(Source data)
------------------------------------

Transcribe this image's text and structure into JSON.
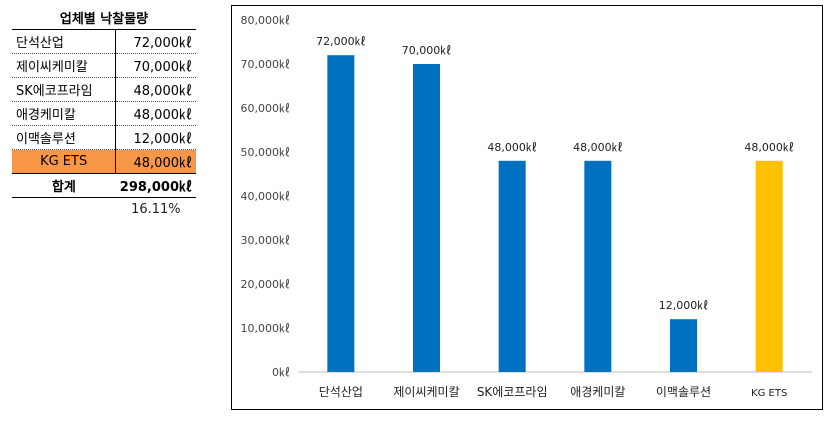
{
  "table": {
    "title": "업체별 낙찰물량",
    "rows": [
      {
        "name": "단석산업",
        "value": "72,000㎘"
      },
      {
        "name": "제이씨케미칼",
        "value": "70,000㎘"
      },
      {
        "name": "SK에코프라임",
        "value": "48,000㎘"
      },
      {
        "name": "애경케미칼",
        "value": "48,000㎘"
      },
      {
        "name": "이맥솔루션",
        "value": "12,000㎘"
      },
      {
        "name": "KG ETS",
        "value": "48,000㎘"
      }
    ],
    "total_label": "합계",
    "total_value": "298,000㎘",
    "share": "16.11%",
    "highlight_color": "#f79646"
  },
  "chart_data": {
    "type": "bar",
    "categories": [
      "단석산업",
      "제이씨케미칼",
      "SK에코프라임",
      "애경케미칼",
      "이맥솔루션",
      "KG ETS"
    ],
    "values": [
      72000,
      70000,
      48000,
      48000,
      12000,
      48000
    ],
    "data_labels": [
      "72,000㎘",
      "70,000㎘",
      "48,000㎘",
      "48,000㎘",
      "12,000㎘",
      "48,000㎘"
    ],
    "ytick_values": [
      0,
      10000,
      20000,
      30000,
      40000,
      50000,
      60000,
      70000,
      80000
    ],
    "ytick_labels": [
      "0㎘",
      "10,000㎘",
      "20,000㎘",
      "30,000㎘",
      "40,000㎘",
      "50,000㎘",
      "60,000㎘",
      "70,000㎘",
      "80,000㎘"
    ],
    "ylim": [
      0,
      80000
    ],
    "grid": false,
    "colors": [
      "#0070c0",
      "#0070c0",
      "#0070c0",
      "#0070c0",
      "#0070c0",
      "#ffc000"
    ]
  }
}
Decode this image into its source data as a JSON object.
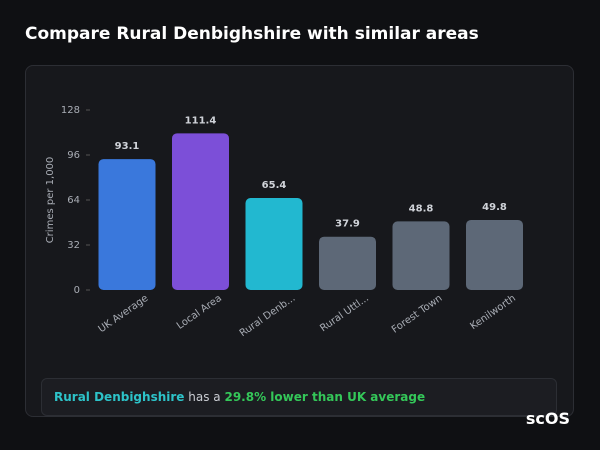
{
  "chart_data": {
    "type": "bar",
    "title": "Compare Rural Denbighshire with similar areas",
    "y_label": "Crimes per 1,000",
    "categories": [
      "UK Average",
      "Local Area",
      "Rural Denb...",
      "Rural Uttl...",
      "Forest Town",
      "Kenilworth"
    ],
    "values": [
      93.1,
      111.4,
      65.4,
      37.9,
      48.8,
      49.8
    ],
    "colors": [
      "#3a78dc",
      "#7c4fd8",
      "#22b8d0",
      "#5d6877",
      "#5d6877",
      "#5d6877"
    ],
    "ylim": [
      0,
      128
    ],
    "yticks": [
      0,
      32,
      64,
      96,
      128
    ]
  },
  "summary": {
    "area": "Rural Denbighshire",
    "connector": "has a",
    "comparison": "29.8% lower than UK average"
  },
  "watermark": "scOS"
}
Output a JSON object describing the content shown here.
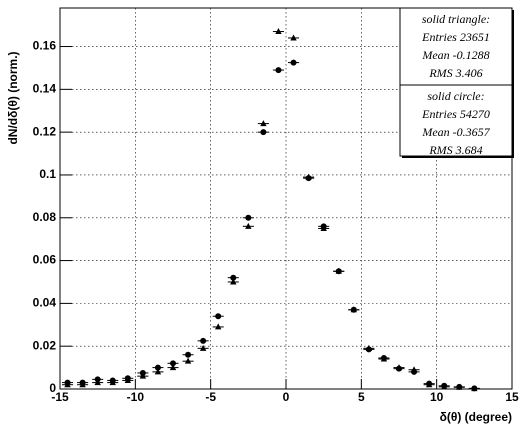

------------------------------------

Leave out the pictures and copy the rest of the material above exactly.

**WRITTEN ANSWER**
Transcribe this image's text and structure into JSON.
{
  "table": {
    "title": "업체별 낙찰물량",
    "rows": [
      {
        "name": "단석산업",
        "value": "72,000㎘"
      },
      {
        "name": "제이씨케미칼",
        "value": "70,000㎘"
      },
      {
        "name": "SK에코프라임",
        "value": "48,000㎘"
      },
      {
        "name": "애경케미칼",
        "value": "48,000㎘"
      },
      {
        "name": "이맥솔루션",
        "value": "12,000㎘"
      },
      {
        "name": "KG ETS",
        "value": "48,000㎘"
      }
    ],
    "total_label": "합계",
    "total_value": "298,000㎘",
    "share": "16.11%",
    "highlight_color": "#f79646"
  },
  "chart_data": {
    "type": "bar",
    "categories": [
      "단석산업",
      "제이씨케미칼",
      "SK에코프라임",
      "애경케미칼",
      "이맥솔루션",
      "KG ETS"
    ],
    "values": [
      72000,
      70000,
      48000,
      48000,
      12000,
      48000
    ],
    "data_labels": [
      "72,000㎘",
      "70,000㎘",
      "48,000㎘",
      "48,000㎘",
      "12,000㎘",
      "48,000㎘"
    ],
    "ytick_values": [
      0,
      10000,
      20000,
      30000,
      40000,
      50000,
      60000,
      70000,
      80000
    ],
    "ytick_labels": [
      "0㎘",
      "10,000㎘",
      "20,000㎘",
      "30,000㎘",
      "40,000㎘",
      "50,000㎘",
      "60,000㎘",
      "70,000㎘",
      "80,000㎘"
    ],
    "ylim": [
      0,
      80000
    ],
    "grid": false,
    "colors": [
      "#0070c0",
      "#0070c0",
      "#0070c0",
      "#0070c0",
      "#0070c0",
      "#ffc000"
    ]
  }
}
Decode this image into its source data as a JSON object.
{
  "chart_data": {
    "type": "bar",
    "title": "Compare Rural Denbighshire with similar areas",
    "y_label": "Crimes per 1,000",
    "categories": [
      "UK Average",
      "Local Area",
      "Rural Denb...",
      "Rural Uttl...",
      "Forest Town",
      "Kenilworth"
    ],
    "values": [
      93.1,
      111.4,
      65.4,
      37.9,
      48.8,
      49.8
    ],
    "colors": [
      "#3a78dc",
      "#7c4fd8",
      "#22b8d0",
      "#5d6877",
      "#5d6877",
      "#5d6877"
    ],
    "ylim": [
      0,
      128
    ],
    "yticks": [
      0,
      32,
      64,
      96,
      128
    ]
  },
  "summary": {
    "area": "Rural Denbighshire",
    "connector": "has a",
    "comparison": "29.8% lower than UK average"
  },
  "watermark": "scOS"
}
Output a JSON object describing the content shown here.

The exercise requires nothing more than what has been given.